>>>>>
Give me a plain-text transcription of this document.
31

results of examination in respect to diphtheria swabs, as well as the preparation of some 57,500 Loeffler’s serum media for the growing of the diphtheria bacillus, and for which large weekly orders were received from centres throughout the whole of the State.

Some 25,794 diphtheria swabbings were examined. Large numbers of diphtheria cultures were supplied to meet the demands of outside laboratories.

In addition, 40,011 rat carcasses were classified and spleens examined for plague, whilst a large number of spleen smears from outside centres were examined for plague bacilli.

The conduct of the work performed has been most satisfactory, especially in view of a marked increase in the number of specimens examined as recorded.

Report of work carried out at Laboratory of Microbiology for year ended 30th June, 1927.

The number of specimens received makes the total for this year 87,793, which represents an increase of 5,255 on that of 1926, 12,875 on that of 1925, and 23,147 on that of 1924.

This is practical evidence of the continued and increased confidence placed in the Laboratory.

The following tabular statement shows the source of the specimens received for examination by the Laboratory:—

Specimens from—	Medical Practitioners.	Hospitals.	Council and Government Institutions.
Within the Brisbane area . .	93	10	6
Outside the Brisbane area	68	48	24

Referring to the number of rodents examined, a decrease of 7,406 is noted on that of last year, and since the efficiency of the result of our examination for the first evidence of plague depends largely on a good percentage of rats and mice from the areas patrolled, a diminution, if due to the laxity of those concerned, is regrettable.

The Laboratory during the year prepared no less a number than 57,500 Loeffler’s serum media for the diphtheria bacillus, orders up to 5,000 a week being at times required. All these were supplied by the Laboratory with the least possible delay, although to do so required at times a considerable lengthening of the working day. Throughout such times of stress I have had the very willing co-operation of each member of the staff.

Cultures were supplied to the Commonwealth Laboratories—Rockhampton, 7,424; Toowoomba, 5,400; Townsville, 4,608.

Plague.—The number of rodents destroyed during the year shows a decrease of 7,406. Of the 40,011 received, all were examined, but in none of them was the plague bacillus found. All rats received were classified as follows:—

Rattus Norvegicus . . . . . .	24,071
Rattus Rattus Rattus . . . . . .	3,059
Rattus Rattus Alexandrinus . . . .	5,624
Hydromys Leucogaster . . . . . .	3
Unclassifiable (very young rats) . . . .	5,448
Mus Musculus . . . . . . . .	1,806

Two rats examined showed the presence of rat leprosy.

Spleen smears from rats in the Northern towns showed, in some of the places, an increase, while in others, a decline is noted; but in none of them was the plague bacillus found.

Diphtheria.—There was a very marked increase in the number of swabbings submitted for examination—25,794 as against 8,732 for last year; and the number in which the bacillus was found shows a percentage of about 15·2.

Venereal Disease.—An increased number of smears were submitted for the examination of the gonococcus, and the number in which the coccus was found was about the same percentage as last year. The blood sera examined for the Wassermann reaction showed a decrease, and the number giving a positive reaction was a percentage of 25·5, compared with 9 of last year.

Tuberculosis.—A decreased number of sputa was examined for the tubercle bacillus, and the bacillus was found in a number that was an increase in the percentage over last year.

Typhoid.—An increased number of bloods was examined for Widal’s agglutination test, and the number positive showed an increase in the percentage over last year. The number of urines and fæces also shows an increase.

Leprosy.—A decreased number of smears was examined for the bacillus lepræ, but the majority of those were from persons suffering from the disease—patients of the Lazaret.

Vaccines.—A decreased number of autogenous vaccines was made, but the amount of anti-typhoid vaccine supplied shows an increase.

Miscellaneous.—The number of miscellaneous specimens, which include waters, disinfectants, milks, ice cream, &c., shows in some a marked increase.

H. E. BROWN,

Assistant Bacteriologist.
<<<<<
> [WORK INSTRUCTION]: Scan the entries above and copy each line where "Laboratory" occurs.

> [PROBLEM SOLUTION]:
Report of work carried out at Laboratory of Microbiology for year ended 30th June, 1927.
This is practical evidence of the continued and increased confidence placed in the Laboratory.
The following tabular statement shows the source of the specimens received for examination by the Laboratory:—
The Laboratory during the year prepared no less a number than 57,500 Loeffler’s serum media for the diphtheria bacillus, orders up to 5,000 a week being at times required. All these were supplied by the Laboratory with the least possible delay, although to do so required at times a considerable lengthening of the working day. Throughout such times of stress I have had the very willing co-operation of each member of the staff.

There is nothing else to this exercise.